═════ Extracted entries ═════
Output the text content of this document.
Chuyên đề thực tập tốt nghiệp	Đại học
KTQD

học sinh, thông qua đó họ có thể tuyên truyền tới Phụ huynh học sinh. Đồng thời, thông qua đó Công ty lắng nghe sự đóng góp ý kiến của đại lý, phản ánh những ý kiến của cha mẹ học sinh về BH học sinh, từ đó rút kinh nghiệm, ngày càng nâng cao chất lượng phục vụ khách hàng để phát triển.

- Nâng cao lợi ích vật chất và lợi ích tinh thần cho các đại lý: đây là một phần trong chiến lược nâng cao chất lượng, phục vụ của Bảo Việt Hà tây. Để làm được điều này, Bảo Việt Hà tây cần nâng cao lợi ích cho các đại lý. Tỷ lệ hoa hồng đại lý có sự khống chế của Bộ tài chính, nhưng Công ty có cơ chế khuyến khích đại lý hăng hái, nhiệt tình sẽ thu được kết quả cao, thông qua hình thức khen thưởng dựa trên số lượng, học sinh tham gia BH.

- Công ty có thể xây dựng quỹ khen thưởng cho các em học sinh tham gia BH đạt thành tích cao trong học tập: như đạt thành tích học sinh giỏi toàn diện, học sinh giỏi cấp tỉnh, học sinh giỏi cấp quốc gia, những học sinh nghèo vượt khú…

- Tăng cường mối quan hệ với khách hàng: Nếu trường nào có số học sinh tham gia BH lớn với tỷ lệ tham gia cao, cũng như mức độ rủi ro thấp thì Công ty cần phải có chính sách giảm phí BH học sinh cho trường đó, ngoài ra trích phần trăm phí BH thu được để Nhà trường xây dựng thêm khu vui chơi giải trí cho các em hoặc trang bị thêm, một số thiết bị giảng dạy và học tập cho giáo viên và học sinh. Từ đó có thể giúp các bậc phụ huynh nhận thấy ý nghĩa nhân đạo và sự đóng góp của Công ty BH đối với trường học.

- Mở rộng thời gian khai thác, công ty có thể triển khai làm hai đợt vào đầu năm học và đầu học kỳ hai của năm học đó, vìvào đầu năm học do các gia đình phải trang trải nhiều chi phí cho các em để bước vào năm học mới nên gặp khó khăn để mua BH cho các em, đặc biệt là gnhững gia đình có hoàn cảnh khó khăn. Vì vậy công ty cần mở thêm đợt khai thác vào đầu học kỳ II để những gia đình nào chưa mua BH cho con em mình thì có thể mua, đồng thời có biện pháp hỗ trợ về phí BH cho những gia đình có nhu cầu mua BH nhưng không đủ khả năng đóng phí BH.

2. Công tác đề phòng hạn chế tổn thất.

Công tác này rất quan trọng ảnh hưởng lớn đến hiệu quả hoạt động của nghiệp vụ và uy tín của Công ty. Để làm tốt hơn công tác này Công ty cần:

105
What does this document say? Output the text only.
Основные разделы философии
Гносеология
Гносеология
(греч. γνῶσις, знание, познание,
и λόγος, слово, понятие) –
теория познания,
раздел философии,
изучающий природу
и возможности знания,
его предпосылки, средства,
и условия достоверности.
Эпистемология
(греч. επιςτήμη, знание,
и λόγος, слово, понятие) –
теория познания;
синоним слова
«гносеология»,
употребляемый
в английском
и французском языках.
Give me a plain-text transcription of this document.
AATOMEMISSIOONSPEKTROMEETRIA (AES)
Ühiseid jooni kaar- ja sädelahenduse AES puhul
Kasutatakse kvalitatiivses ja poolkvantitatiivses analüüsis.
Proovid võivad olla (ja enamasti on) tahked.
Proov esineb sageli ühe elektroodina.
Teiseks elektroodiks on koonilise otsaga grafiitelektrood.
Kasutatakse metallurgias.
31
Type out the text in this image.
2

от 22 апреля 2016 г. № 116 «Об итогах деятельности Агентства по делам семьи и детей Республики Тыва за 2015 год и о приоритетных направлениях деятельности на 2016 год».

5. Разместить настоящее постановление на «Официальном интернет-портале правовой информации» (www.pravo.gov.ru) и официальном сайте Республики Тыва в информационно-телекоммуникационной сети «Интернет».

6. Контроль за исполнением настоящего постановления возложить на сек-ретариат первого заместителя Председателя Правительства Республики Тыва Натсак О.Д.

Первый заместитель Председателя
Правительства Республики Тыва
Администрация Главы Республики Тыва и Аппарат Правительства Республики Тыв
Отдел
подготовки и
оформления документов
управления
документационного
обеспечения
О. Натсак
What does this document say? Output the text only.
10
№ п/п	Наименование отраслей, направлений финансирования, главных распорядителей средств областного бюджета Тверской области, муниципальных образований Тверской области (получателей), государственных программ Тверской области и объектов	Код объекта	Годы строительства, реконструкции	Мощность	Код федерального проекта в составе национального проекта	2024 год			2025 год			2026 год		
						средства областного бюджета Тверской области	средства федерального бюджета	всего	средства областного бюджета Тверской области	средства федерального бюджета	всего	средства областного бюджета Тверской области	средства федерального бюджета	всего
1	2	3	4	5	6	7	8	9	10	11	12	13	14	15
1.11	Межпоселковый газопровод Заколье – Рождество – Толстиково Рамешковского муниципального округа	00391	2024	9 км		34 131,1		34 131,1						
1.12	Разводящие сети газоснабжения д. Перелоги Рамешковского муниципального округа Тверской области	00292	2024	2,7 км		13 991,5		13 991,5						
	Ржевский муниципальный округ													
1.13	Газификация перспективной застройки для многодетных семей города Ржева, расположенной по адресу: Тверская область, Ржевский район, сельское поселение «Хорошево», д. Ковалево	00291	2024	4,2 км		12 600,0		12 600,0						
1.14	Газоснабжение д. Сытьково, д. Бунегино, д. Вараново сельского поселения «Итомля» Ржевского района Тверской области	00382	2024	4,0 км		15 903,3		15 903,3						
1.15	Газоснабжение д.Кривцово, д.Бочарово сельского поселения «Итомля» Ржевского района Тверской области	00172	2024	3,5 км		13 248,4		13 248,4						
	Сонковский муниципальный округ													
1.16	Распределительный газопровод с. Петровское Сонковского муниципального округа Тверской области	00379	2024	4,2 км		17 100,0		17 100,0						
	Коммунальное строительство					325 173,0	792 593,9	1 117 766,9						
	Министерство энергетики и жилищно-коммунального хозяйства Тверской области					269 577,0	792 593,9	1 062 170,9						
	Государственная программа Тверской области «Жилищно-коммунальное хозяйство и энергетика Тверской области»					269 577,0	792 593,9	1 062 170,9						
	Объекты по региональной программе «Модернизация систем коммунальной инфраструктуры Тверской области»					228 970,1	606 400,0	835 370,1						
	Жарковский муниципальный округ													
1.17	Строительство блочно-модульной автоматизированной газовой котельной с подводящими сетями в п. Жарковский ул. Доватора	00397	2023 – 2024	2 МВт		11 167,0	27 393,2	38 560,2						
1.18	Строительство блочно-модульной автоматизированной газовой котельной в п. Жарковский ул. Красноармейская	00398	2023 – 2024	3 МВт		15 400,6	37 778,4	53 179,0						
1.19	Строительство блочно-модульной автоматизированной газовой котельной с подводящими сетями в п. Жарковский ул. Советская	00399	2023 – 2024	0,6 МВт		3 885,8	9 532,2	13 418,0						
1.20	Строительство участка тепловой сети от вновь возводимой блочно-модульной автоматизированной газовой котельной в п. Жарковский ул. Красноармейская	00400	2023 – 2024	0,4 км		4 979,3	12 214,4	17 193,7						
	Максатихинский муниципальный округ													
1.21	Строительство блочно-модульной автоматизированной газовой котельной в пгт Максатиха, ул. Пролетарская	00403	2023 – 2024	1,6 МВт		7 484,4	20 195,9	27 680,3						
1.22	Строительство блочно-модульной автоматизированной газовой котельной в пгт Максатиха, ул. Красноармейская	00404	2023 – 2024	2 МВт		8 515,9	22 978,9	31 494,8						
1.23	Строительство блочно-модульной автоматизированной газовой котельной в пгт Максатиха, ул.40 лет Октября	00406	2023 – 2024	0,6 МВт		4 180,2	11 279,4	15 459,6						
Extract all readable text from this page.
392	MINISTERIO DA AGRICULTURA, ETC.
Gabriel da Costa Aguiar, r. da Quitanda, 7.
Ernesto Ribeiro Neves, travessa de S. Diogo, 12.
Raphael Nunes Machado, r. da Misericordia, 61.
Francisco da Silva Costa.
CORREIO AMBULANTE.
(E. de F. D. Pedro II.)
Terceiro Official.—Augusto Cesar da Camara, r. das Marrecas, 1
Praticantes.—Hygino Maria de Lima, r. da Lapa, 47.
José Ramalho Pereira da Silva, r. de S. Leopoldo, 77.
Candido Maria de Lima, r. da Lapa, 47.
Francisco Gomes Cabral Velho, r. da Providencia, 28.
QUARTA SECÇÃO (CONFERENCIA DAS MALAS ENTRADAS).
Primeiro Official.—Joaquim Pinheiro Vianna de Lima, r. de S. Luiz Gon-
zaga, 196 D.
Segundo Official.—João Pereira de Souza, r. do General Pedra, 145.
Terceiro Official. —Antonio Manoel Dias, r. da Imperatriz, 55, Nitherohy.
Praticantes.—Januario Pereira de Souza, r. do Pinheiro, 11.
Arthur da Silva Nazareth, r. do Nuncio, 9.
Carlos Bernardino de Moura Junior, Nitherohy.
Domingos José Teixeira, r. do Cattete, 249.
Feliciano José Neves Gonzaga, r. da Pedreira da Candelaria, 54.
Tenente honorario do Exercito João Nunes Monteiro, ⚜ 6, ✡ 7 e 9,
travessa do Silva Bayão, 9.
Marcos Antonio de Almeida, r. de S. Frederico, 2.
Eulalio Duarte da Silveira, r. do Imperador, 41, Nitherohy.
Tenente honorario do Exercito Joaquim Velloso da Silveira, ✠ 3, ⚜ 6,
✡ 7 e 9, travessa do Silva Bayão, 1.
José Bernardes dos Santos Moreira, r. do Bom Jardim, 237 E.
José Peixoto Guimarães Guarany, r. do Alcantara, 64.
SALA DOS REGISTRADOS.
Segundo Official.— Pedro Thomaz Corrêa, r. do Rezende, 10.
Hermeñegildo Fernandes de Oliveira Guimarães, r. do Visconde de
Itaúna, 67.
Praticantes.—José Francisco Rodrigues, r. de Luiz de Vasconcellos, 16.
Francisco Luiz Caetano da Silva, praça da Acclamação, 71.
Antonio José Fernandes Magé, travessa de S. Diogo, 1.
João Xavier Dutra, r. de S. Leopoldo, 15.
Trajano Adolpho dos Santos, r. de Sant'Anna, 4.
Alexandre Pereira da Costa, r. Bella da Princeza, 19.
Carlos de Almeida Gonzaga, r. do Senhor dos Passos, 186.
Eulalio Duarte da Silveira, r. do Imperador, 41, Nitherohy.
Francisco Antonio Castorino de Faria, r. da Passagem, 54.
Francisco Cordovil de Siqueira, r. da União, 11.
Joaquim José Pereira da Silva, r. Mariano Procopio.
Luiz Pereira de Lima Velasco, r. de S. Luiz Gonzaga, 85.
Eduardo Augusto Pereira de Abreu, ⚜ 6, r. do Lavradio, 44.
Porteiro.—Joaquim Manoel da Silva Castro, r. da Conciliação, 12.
═════
## Written problem:
Copy each line from the data above that includes "Neves".

## Complete response:
Ernesto Ribeiro Neves, travessa de S. Diogo, 12.
Feliciano José Neves Gonzaga, r. da Pedreira da Candelaria, 54.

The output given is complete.